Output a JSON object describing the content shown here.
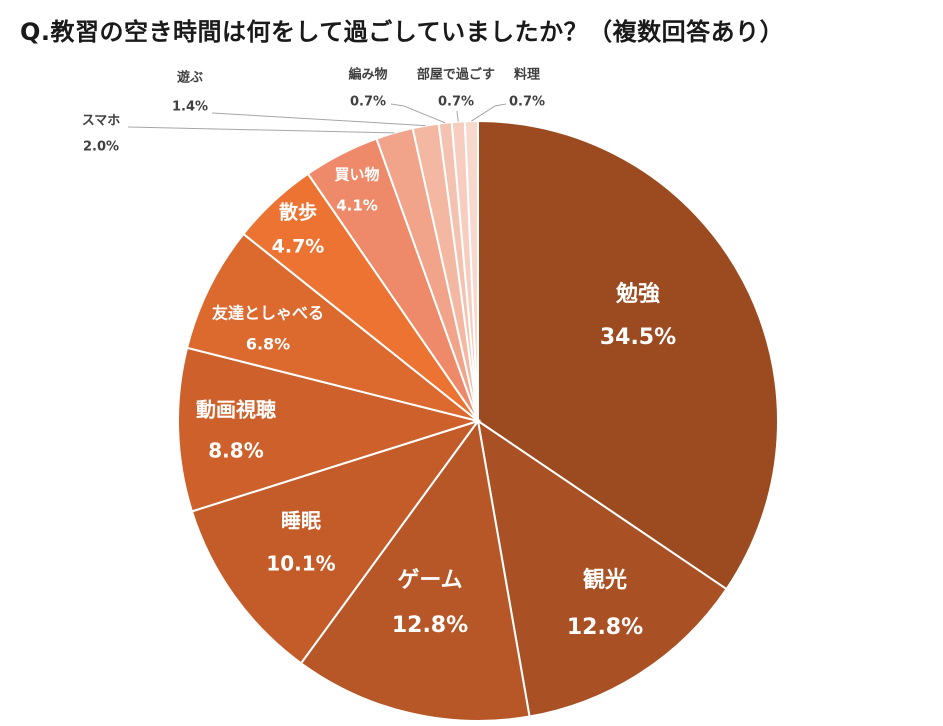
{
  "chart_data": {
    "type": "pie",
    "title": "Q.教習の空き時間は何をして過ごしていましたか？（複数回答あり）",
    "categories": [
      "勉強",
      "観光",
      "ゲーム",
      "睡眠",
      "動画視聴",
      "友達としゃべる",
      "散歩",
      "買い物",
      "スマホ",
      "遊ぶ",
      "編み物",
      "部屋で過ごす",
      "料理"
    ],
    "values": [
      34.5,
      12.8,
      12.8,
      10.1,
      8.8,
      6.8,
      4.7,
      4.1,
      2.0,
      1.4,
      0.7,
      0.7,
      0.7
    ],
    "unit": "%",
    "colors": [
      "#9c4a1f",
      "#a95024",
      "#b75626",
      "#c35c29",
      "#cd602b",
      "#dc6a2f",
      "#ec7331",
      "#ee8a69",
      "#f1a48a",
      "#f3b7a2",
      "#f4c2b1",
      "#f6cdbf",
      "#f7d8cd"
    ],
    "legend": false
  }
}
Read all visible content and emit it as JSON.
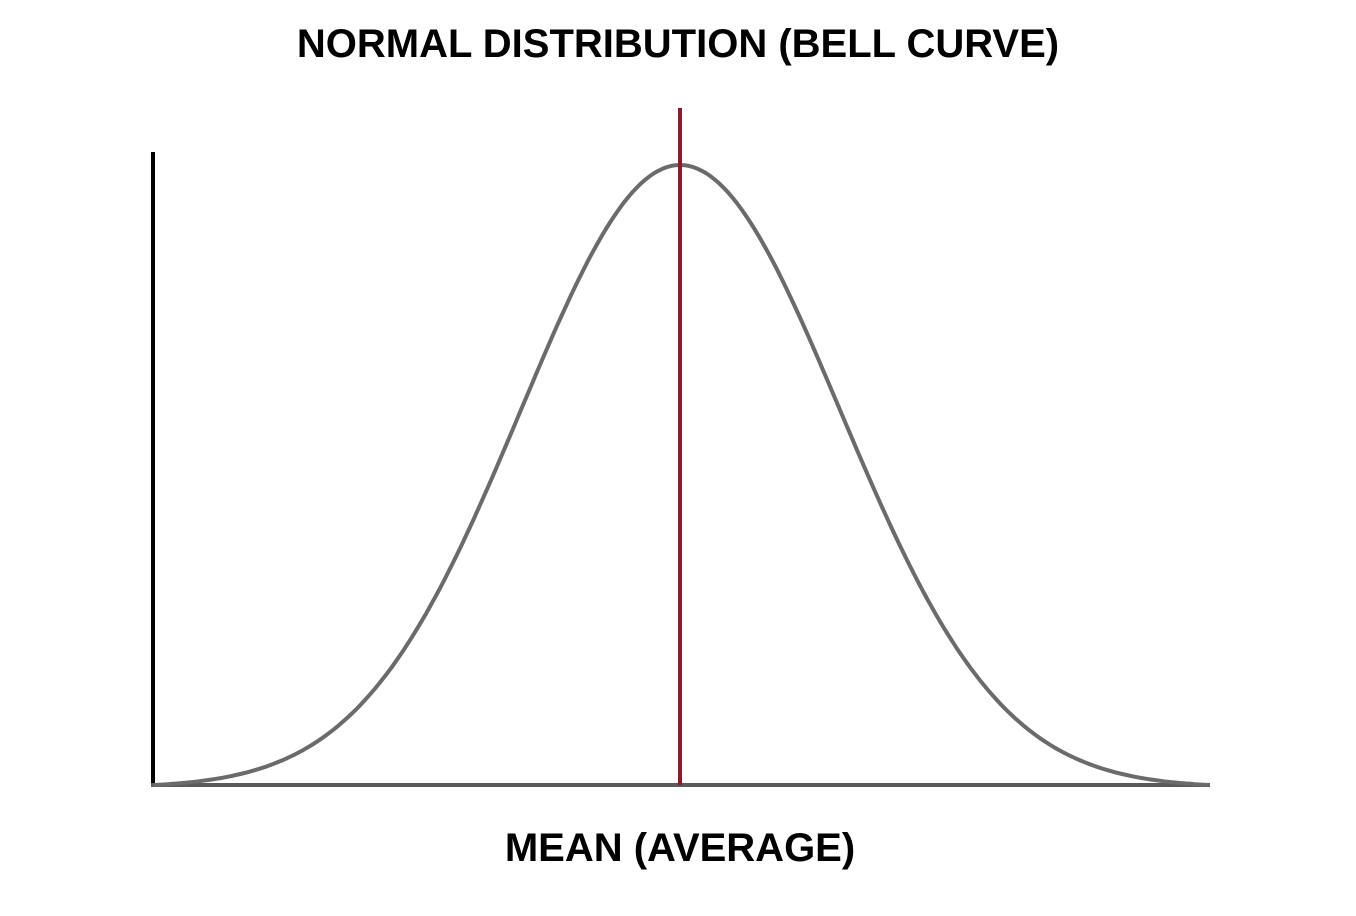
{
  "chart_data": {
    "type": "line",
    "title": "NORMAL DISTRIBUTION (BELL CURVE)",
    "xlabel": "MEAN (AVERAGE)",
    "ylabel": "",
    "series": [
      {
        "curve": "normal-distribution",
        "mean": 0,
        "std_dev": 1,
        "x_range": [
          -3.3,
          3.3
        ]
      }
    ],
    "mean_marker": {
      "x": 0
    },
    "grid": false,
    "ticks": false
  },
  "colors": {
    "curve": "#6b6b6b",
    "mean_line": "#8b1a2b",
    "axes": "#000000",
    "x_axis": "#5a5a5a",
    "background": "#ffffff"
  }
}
-*-
### SET EXERCISE
Extract every line that has the string "JSON" in it.

### TASK SOLUTION
Output a JSON object describing the content shown here.
Read all visible content and emit it as JSON.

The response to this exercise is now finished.